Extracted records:
[start]

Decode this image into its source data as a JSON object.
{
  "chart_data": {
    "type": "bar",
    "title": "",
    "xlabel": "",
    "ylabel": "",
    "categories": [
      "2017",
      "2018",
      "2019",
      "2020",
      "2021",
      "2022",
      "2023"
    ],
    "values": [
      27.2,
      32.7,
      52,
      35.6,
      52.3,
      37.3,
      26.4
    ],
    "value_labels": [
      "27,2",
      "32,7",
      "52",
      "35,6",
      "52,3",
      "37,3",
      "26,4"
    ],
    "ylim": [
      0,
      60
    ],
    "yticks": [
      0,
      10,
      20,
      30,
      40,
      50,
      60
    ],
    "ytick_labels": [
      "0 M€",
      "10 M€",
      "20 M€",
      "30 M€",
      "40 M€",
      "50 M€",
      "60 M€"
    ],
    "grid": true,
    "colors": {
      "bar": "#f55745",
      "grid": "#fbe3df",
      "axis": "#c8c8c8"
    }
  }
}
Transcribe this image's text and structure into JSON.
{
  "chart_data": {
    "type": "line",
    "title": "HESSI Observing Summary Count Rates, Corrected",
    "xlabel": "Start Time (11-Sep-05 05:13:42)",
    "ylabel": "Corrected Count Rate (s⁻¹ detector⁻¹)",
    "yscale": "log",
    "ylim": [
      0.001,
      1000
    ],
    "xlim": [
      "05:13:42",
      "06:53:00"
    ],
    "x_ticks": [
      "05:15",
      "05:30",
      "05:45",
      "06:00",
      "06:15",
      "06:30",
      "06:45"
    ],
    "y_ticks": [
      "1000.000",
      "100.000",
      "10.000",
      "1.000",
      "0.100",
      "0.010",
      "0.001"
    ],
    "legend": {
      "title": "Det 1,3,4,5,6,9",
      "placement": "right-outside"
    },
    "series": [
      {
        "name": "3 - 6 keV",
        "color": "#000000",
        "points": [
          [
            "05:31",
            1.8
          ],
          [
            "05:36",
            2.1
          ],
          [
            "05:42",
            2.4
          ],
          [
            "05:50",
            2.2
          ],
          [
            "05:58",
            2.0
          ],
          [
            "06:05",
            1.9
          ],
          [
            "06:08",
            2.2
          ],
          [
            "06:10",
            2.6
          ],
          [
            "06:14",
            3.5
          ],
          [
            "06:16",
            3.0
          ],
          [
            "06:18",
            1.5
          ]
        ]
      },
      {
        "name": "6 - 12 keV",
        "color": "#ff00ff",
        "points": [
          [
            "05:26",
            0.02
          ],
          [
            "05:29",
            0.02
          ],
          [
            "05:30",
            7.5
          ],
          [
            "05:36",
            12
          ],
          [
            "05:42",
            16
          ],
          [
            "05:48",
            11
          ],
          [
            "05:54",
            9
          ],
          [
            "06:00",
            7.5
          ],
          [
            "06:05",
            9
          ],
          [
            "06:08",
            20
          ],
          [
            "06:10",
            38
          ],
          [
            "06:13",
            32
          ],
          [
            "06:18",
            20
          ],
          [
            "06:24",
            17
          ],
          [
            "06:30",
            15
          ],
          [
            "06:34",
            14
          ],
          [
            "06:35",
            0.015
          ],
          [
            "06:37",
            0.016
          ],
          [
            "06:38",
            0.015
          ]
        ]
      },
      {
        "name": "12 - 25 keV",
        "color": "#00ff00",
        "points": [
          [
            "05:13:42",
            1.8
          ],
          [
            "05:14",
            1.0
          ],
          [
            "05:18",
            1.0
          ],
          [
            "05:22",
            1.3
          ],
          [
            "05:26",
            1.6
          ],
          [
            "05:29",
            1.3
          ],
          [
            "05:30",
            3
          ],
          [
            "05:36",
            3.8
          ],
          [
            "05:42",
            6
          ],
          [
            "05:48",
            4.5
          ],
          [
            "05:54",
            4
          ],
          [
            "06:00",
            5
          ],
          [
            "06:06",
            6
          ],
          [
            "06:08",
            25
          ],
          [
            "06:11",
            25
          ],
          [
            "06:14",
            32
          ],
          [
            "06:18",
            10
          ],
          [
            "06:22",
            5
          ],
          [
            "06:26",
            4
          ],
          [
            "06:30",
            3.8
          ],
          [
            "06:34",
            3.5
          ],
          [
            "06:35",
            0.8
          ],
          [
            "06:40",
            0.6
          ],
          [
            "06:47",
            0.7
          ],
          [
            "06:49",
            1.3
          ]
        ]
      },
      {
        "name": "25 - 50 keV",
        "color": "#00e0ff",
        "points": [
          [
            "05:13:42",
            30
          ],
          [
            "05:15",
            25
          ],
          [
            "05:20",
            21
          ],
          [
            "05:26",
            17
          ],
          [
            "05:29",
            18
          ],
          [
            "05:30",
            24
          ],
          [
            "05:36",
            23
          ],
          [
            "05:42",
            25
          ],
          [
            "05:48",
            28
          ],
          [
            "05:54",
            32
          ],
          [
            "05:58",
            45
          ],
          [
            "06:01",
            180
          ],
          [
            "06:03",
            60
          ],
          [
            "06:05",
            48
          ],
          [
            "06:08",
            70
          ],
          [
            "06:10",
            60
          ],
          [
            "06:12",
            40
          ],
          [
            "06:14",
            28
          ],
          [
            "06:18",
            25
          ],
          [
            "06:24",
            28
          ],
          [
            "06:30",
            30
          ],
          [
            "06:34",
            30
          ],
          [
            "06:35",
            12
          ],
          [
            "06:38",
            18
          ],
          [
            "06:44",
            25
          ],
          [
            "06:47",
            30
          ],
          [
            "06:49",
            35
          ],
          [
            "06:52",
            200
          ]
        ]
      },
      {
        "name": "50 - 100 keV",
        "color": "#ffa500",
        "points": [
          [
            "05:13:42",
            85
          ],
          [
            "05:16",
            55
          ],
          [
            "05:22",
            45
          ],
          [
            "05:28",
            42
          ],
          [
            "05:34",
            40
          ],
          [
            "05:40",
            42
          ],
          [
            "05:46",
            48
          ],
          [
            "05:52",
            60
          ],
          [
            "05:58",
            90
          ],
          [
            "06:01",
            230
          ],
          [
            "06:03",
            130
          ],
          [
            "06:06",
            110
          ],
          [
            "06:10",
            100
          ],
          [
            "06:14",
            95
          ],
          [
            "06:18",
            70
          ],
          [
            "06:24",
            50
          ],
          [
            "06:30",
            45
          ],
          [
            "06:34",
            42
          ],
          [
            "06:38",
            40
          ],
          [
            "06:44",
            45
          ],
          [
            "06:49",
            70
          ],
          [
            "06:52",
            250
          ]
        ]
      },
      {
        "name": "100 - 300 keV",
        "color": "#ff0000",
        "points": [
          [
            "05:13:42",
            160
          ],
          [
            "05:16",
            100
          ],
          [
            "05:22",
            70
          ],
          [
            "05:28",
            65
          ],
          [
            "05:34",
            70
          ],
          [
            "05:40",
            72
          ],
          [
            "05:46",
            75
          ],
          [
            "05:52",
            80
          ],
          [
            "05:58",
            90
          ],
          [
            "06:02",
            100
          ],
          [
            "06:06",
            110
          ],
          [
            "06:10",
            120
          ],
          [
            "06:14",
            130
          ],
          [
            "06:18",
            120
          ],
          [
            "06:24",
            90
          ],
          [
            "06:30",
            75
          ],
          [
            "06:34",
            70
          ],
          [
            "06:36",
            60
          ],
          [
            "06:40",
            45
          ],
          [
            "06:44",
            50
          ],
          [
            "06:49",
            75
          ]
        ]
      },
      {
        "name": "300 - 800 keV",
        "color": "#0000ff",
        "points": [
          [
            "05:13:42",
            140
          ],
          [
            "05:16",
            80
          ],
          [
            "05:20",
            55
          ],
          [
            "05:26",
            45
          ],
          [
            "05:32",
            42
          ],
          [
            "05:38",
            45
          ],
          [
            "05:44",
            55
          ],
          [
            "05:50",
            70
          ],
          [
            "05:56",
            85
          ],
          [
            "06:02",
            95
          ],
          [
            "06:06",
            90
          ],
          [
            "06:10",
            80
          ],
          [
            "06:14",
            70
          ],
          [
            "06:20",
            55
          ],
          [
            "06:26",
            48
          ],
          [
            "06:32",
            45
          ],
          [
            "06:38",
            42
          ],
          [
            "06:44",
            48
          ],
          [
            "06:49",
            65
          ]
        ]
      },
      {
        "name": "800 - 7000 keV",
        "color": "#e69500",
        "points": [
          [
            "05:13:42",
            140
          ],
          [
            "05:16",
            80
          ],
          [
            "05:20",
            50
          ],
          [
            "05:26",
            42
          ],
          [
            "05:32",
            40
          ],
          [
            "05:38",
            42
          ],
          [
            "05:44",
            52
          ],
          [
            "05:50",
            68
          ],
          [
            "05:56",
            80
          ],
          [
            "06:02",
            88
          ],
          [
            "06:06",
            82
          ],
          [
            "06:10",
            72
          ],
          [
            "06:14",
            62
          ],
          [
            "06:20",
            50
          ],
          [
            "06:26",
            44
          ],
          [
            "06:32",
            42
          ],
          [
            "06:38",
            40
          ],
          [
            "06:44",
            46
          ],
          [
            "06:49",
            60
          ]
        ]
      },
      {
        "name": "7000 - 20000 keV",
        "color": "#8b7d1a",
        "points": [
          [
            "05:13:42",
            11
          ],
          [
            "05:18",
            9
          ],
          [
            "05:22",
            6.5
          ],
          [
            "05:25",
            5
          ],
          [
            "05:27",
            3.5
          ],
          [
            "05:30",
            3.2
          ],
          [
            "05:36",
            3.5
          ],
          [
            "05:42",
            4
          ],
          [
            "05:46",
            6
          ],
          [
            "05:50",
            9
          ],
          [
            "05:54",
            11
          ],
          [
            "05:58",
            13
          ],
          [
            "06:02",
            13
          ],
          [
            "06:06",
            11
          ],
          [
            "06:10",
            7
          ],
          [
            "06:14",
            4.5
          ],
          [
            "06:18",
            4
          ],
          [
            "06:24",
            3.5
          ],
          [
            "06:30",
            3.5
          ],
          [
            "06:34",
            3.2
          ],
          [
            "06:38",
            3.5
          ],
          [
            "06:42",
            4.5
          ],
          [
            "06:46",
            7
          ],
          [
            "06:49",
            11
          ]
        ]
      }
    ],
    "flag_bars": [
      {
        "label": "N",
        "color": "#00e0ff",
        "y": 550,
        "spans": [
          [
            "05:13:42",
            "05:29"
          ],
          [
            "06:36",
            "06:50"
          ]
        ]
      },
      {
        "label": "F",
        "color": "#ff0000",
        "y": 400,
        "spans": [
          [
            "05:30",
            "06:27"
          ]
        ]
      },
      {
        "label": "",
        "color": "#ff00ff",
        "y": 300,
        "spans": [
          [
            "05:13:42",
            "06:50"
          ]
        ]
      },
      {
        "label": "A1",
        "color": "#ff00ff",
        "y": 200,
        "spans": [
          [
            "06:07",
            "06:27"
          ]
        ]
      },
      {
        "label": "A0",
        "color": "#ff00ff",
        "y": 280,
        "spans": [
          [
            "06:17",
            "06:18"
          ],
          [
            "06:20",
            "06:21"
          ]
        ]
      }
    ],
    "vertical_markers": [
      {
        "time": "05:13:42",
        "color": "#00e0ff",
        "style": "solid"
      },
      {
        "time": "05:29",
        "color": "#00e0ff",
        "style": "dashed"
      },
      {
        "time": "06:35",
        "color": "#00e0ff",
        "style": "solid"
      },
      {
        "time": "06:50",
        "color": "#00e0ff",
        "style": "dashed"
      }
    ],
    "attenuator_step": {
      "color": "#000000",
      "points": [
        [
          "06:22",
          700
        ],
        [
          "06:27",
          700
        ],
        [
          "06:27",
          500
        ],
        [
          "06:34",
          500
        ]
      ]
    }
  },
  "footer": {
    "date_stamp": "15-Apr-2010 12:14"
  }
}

[end]

In the records above, find the lines containing "Count" and copy them.

Solution to the problem -
    "title": "HESSI Observing Summary Count Rates, Corrected",
    "ylabel": "Corrected Count Rate (s⁻¹ detector⁻¹)",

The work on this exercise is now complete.